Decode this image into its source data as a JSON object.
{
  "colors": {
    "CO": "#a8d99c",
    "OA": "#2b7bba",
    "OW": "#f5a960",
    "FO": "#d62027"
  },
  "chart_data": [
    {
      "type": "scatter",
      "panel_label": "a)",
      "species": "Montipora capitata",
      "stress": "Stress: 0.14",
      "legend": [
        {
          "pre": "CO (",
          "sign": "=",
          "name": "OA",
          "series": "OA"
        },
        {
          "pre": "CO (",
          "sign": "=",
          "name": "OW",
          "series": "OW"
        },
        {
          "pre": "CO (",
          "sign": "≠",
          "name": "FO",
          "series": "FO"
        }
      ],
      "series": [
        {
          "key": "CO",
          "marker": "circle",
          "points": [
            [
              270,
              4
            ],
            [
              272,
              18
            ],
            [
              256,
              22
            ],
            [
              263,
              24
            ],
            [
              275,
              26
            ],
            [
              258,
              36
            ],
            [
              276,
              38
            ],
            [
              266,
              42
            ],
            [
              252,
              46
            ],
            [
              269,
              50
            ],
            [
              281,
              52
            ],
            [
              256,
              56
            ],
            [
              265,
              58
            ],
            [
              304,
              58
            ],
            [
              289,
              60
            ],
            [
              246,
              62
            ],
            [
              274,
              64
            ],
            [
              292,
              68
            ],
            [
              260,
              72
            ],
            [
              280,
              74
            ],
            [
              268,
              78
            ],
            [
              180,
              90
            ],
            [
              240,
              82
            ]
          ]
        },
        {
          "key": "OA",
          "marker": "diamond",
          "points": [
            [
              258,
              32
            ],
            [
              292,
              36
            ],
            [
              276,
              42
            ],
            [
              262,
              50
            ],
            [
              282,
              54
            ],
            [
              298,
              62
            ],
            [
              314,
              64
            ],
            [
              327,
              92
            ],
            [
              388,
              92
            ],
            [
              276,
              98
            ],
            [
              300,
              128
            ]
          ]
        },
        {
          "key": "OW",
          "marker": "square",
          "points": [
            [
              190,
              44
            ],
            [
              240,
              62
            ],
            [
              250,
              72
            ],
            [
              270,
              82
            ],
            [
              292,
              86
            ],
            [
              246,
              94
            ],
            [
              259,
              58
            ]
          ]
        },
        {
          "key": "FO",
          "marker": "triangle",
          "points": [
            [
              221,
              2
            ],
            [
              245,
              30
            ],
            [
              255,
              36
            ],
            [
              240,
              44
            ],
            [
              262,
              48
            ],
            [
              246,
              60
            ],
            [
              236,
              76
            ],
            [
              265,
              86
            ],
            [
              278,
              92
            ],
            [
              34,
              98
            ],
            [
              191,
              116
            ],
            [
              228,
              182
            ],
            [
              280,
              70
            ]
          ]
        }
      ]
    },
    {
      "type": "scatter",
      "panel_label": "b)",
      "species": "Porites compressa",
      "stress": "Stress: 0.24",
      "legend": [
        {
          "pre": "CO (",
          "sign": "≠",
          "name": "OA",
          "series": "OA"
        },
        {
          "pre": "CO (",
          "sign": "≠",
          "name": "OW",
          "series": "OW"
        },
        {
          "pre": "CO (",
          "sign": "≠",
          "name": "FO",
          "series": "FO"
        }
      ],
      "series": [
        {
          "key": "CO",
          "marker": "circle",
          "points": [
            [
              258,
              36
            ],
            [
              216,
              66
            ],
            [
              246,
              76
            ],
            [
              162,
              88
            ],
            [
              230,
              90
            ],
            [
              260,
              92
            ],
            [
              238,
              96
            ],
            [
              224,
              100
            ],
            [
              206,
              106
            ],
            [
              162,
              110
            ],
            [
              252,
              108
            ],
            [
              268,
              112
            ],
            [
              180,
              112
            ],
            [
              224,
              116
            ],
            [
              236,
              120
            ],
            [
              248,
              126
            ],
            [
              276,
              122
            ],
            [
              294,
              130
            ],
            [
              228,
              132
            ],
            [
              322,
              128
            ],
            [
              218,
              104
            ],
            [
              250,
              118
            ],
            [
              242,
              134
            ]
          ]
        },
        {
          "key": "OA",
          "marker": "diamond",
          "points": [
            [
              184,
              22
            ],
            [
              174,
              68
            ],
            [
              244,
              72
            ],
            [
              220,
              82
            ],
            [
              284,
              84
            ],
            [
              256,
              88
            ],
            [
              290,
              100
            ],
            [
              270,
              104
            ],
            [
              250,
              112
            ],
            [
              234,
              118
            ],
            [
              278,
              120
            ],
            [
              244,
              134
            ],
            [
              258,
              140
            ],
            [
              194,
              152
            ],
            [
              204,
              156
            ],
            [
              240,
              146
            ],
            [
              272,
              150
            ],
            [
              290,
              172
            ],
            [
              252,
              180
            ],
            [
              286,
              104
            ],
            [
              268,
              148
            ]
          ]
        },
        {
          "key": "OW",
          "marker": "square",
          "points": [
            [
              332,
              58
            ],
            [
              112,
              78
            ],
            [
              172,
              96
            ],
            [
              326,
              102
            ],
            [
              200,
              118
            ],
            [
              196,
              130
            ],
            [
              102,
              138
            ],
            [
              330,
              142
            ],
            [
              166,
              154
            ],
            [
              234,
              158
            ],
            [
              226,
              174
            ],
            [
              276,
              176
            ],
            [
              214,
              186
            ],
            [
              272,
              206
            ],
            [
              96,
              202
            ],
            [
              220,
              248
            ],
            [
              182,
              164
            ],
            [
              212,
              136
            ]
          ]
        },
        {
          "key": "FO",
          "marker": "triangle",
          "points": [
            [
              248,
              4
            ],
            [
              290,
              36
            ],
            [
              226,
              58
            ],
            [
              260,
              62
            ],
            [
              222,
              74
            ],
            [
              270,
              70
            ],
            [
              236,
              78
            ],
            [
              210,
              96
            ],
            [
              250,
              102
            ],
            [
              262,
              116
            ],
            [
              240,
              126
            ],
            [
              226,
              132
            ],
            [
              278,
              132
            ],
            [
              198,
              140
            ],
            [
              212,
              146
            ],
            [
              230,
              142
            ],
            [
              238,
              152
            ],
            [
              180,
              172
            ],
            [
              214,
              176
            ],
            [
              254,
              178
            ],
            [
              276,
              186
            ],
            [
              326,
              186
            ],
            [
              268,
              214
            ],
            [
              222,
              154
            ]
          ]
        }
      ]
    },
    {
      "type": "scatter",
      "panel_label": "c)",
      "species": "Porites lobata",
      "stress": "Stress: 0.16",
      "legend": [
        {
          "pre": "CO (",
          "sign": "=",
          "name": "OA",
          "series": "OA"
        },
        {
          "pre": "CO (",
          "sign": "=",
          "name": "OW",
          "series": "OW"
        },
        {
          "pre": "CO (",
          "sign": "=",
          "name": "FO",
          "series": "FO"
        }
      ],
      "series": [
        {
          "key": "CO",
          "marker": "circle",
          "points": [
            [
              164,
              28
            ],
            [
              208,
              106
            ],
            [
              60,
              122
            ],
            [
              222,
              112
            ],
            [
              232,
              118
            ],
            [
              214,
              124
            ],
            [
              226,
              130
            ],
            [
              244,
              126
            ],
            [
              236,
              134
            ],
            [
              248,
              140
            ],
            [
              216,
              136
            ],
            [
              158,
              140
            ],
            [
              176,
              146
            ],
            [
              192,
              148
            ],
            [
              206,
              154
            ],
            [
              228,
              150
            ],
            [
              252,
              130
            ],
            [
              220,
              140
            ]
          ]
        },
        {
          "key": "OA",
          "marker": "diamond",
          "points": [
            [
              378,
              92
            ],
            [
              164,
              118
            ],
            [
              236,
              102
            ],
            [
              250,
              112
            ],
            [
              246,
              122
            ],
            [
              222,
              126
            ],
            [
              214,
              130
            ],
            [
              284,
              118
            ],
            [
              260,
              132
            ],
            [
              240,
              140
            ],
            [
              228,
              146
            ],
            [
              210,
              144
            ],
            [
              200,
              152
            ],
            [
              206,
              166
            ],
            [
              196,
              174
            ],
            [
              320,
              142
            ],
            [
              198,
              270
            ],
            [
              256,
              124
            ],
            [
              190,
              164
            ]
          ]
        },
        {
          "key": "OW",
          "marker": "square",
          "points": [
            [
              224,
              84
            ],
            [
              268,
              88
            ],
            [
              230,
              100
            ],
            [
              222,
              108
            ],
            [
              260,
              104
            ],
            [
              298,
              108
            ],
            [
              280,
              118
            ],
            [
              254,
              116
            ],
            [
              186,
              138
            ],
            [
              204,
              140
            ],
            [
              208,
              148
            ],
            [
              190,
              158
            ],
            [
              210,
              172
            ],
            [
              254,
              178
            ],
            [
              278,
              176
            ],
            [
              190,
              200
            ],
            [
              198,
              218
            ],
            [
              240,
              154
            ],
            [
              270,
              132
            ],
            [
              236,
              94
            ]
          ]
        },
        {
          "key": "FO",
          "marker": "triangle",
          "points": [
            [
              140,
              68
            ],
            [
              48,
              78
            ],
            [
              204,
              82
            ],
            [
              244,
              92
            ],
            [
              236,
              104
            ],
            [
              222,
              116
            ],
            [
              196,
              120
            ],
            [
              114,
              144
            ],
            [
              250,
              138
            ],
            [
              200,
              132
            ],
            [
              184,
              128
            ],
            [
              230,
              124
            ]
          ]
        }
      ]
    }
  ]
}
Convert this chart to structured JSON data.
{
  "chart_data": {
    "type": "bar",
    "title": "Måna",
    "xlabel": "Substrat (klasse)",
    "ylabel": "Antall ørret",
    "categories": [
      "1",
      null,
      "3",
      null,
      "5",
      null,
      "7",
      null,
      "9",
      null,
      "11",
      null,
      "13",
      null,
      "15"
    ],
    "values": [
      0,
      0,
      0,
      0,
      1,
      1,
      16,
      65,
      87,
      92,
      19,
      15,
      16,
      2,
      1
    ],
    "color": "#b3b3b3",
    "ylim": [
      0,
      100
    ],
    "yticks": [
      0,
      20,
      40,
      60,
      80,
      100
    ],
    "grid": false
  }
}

= = =

Return every line from the one holding "Convert this chart to structured JSON data." through the end of the data, exactly as it appears, with both ends kept and nothing else.

Convert this chart to structured JSON data.
{
  "chart_data": {
    "type": "bar",
    "title": "Måna",
    "xlabel": "Substrat (klasse)",
    "ylabel": "Antall ørret",
    "categories": [
      "1",
      null,
      "3",
      null,
      "5",
      null,
      "7",
      null,
      "9",
      null,
      "11",
      null,
      "13",
      null,
      "15"
    ],
    "values": [
      0,
      0,
      0,
      0,
      1,
      1,
      16,
      65,
      87,
      92,
      19,
      15,
      16,
      2,
      1
    ],
    "color": "#b3b3b3",
    "ylim": [
      0,
      100
    ],
    "yticks": [
      0,
      20,
      40,
      60,
      80,
      100
    ],
    "grid": false
  }
}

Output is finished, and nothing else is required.